Dataset content:
>> BEGIN

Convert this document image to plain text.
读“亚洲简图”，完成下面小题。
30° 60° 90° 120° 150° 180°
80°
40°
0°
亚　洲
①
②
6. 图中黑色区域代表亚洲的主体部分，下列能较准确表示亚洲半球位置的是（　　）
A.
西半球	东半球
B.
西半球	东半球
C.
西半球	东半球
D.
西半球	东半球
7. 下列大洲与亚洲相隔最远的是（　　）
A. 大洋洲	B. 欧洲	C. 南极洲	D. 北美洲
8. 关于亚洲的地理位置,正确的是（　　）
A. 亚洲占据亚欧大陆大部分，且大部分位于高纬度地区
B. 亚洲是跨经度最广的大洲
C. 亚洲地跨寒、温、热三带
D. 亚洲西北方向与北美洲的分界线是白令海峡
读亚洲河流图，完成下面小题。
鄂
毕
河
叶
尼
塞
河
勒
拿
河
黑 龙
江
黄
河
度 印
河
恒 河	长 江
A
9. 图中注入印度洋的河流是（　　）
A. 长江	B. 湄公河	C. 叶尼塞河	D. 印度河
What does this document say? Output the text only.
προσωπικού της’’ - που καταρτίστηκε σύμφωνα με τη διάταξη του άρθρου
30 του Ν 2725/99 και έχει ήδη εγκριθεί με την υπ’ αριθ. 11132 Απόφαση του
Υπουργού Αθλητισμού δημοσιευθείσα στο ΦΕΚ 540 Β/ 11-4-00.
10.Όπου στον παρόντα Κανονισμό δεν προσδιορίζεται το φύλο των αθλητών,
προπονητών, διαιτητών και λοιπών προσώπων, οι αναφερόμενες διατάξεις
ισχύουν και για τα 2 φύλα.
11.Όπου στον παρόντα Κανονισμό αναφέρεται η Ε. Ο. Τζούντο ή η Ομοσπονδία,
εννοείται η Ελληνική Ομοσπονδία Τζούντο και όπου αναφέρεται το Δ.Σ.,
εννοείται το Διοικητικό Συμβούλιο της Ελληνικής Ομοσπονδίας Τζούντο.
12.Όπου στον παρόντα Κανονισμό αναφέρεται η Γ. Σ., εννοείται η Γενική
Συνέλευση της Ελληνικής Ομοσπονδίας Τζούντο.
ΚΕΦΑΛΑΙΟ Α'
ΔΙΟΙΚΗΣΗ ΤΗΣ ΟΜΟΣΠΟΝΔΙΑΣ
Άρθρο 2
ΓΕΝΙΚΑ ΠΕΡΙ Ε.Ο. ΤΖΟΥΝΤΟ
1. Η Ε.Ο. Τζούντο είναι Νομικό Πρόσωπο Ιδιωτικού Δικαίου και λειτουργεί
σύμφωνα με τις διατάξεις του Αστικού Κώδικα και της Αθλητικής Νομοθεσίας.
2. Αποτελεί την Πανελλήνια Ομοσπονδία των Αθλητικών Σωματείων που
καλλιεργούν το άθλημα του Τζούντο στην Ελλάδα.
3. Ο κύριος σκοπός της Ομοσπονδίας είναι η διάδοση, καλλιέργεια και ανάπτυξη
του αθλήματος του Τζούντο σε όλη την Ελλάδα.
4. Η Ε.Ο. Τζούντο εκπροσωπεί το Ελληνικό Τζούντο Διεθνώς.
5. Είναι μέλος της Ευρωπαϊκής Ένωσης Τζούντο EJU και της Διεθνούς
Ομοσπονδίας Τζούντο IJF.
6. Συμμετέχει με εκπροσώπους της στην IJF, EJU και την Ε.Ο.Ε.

>> END

Which lines above contain "text"? Show each of them.

Convert this document image to plain text.
What does this document say? Output the text only.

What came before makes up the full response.